*Exercise objective*:
Find the lines that hold the word "name" and return them.

*Data excerpts*:
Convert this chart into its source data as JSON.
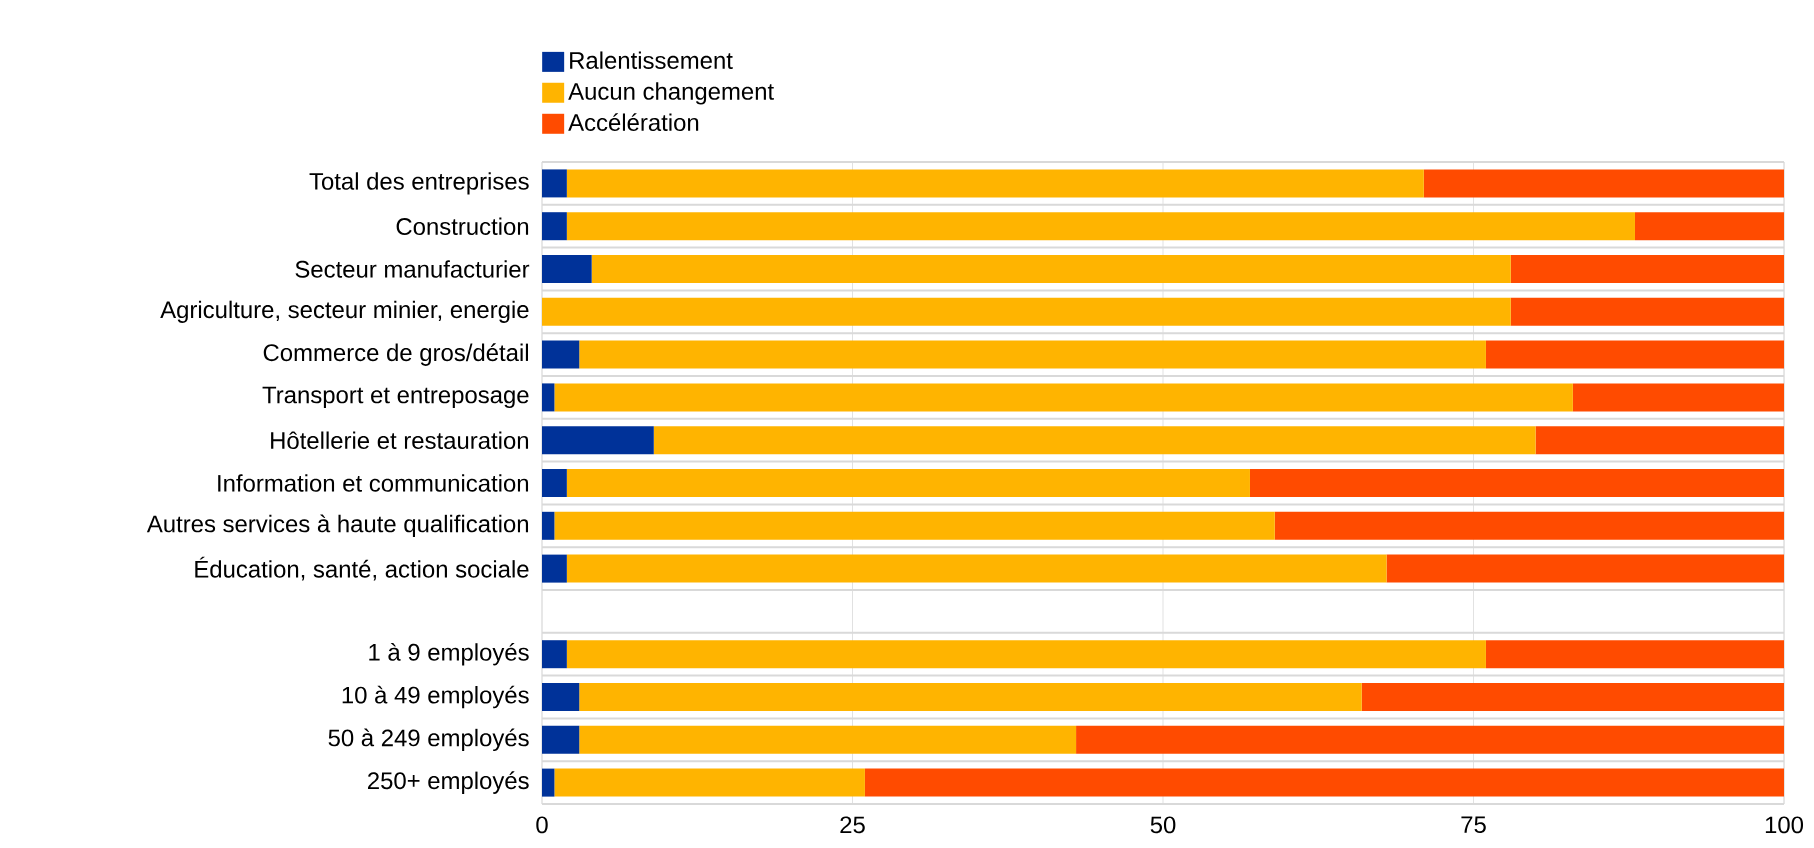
{
  "chart_data": {
    "type": "bar",
    "orientation": "horizontal",
    "stacked": true,
    "categories": [
      "Total des entreprises",
      "Construction",
      "Secteur manufacturier",
      "Agriculture, secteur minier, energie",
      "Commerce de gros/détail",
      "Transport et entreposage",
      "Hôtellerie et restauration",
      "Information et communication",
      "Autres services à haute qualification",
      "Éducation, santé, action sociale",
      null,
      "1 à 9 employés",
      "10 à 49 employés",
      "50 à 249 employés",
      "250+ employés"
    ],
    "series": [
      {
        "name": "Ralentissement",
        "color": "#003299",
        "values": [
          2,
          2,
          4,
          0,
          3,
          1,
          9,
          2,
          1,
          2,
          null,
          2,
          3,
          3,
          1
        ]
      },
      {
        "name": "Aucun changement",
        "color": "#ffb400",
        "values": [
          69,
          86,
          74,
          78,
          73,
          82,
          71,
          55,
          58,
          66,
          null,
          74,
          63,
          40,
          25
        ]
      },
      {
        "name": "Accélération",
        "color": "#ff4b00",
        "values": [
          29,
          12,
          22,
          22,
          24,
          17,
          20,
          43,
          41,
          32,
          null,
          24,
          34,
          57,
          74
        ]
      }
    ],
    "xlim": [
      0,
      100
    ],
    "xticks": [
      0,
      25,
      50,
      75,
      100
    ],
    "grid": true,
    "legend": "top left"
  }
}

*The response*:
        "name": "Ralentissement",
        "name": "Aucun changement",
        "name": "Accélération",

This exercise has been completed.